• [LISTED RECORDS]:
___
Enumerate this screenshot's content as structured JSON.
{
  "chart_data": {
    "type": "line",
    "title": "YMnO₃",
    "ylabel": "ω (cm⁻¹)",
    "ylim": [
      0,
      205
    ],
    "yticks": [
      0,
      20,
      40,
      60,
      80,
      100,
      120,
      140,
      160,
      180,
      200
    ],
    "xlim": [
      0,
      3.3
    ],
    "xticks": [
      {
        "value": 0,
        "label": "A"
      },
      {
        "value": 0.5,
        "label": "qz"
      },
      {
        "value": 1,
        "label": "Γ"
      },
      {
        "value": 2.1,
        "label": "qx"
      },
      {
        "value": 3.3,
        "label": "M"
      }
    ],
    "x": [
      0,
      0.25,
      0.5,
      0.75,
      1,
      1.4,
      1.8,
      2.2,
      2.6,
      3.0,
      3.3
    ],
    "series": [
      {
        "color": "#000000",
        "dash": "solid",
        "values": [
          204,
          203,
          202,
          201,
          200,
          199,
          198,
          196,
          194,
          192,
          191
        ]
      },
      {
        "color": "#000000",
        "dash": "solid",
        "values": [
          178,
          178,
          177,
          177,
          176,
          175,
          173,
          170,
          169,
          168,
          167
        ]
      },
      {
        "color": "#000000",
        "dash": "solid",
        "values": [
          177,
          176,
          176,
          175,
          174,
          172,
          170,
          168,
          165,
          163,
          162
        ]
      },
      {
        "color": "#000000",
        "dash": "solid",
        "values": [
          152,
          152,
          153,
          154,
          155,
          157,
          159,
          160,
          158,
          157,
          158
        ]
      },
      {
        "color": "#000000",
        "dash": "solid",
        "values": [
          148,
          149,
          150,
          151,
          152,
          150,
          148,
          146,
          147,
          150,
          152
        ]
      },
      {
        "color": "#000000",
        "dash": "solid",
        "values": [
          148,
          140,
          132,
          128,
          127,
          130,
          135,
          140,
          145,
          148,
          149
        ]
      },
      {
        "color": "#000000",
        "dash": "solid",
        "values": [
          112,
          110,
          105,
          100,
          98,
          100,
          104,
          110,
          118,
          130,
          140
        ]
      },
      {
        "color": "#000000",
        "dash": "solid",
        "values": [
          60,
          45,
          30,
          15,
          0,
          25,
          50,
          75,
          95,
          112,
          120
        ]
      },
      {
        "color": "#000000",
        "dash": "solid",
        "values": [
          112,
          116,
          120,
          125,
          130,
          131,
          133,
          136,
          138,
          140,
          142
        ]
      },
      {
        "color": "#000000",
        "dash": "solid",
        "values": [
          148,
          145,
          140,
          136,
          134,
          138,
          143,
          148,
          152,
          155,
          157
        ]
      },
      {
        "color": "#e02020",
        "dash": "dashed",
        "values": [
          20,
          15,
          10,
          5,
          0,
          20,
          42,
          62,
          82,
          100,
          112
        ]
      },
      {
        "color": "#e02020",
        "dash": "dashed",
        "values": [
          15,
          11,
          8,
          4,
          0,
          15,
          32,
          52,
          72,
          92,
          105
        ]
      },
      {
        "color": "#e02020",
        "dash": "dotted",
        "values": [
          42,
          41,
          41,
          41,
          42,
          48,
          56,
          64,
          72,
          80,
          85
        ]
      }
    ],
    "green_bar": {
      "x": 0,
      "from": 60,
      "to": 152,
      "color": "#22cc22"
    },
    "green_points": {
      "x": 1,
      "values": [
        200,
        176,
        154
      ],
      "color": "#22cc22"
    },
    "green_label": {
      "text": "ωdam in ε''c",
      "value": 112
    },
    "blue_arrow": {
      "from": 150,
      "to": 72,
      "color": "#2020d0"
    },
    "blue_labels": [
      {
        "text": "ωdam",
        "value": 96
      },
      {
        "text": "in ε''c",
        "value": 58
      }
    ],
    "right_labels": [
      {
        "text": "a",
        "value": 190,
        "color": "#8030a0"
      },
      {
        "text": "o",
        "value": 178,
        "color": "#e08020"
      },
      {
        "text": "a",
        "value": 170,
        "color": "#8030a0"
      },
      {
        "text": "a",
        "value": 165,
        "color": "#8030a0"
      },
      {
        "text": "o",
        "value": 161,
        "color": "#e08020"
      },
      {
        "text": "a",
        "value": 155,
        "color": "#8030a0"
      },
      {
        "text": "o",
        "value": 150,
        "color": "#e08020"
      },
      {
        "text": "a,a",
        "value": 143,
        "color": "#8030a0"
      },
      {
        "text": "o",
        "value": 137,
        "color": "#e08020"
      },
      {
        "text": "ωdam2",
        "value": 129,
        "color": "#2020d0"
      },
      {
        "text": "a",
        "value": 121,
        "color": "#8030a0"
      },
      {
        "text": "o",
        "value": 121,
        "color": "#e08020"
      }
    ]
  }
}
___
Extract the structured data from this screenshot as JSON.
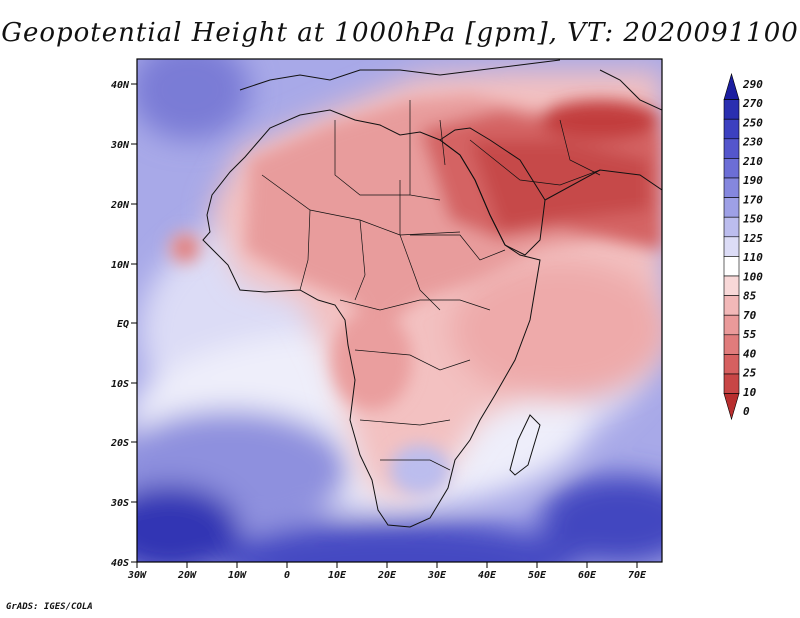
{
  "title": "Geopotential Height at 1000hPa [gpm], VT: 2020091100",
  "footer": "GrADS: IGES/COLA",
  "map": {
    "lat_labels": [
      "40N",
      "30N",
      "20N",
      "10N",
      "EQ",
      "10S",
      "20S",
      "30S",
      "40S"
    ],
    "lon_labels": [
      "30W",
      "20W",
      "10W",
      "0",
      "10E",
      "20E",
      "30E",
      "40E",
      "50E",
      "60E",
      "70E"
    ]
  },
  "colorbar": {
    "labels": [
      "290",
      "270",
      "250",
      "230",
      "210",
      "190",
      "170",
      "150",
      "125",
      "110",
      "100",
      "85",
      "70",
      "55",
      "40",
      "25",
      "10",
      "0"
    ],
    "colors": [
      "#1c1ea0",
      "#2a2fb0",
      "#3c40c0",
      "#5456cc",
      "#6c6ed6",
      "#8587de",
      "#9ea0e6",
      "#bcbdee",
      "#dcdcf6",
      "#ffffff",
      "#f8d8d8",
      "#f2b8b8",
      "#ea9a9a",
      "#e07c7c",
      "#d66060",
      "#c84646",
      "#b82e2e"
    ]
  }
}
___
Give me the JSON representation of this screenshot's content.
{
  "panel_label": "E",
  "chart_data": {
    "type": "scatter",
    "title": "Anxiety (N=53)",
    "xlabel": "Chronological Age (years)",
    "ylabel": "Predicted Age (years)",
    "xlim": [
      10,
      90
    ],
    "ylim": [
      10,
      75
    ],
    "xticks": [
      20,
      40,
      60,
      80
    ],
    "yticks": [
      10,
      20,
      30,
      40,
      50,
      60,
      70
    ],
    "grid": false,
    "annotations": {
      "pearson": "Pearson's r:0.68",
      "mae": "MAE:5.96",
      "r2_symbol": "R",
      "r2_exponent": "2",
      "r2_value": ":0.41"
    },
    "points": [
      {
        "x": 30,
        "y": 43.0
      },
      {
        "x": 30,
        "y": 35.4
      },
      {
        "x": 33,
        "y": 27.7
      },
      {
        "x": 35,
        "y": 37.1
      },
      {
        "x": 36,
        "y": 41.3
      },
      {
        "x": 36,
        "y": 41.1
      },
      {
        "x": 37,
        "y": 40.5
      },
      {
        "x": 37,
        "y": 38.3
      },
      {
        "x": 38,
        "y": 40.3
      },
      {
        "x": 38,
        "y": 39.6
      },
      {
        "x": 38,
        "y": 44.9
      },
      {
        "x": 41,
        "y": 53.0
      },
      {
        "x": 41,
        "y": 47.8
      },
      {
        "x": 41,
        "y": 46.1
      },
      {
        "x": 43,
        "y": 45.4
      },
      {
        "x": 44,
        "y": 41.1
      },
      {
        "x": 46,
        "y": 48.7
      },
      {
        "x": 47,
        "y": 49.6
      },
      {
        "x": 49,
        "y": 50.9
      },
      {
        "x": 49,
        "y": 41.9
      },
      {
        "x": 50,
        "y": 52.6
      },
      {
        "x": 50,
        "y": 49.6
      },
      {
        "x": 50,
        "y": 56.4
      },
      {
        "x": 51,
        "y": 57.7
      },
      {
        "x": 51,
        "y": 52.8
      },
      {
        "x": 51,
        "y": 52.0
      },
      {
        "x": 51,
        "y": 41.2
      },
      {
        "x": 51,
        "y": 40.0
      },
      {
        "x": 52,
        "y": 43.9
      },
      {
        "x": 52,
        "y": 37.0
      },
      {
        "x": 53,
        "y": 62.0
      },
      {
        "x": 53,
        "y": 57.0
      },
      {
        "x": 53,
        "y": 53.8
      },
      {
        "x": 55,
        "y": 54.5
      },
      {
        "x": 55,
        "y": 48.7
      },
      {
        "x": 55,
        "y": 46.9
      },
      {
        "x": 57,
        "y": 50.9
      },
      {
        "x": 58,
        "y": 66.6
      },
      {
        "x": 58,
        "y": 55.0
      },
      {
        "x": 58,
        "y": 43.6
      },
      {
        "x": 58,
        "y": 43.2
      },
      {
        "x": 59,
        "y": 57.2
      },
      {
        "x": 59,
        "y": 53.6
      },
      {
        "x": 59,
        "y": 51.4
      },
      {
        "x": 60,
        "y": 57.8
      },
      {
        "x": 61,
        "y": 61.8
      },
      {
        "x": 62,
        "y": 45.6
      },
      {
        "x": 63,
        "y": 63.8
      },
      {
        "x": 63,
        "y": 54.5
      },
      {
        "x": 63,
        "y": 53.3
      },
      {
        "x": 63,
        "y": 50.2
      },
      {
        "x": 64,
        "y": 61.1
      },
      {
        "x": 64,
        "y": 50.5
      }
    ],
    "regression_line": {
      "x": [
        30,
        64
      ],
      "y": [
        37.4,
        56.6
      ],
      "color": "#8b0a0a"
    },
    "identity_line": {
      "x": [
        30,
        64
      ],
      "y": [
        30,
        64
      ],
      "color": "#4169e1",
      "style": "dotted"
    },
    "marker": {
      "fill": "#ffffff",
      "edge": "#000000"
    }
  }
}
___
• [YOUR OBJECTIVE]: In the listing, find each line with the string "years" and copy it.

• [EXERCISE ANSWER]:
    "xlabel": "Chronological Age (years)",
    "ylabel": "Predicted Age (years)",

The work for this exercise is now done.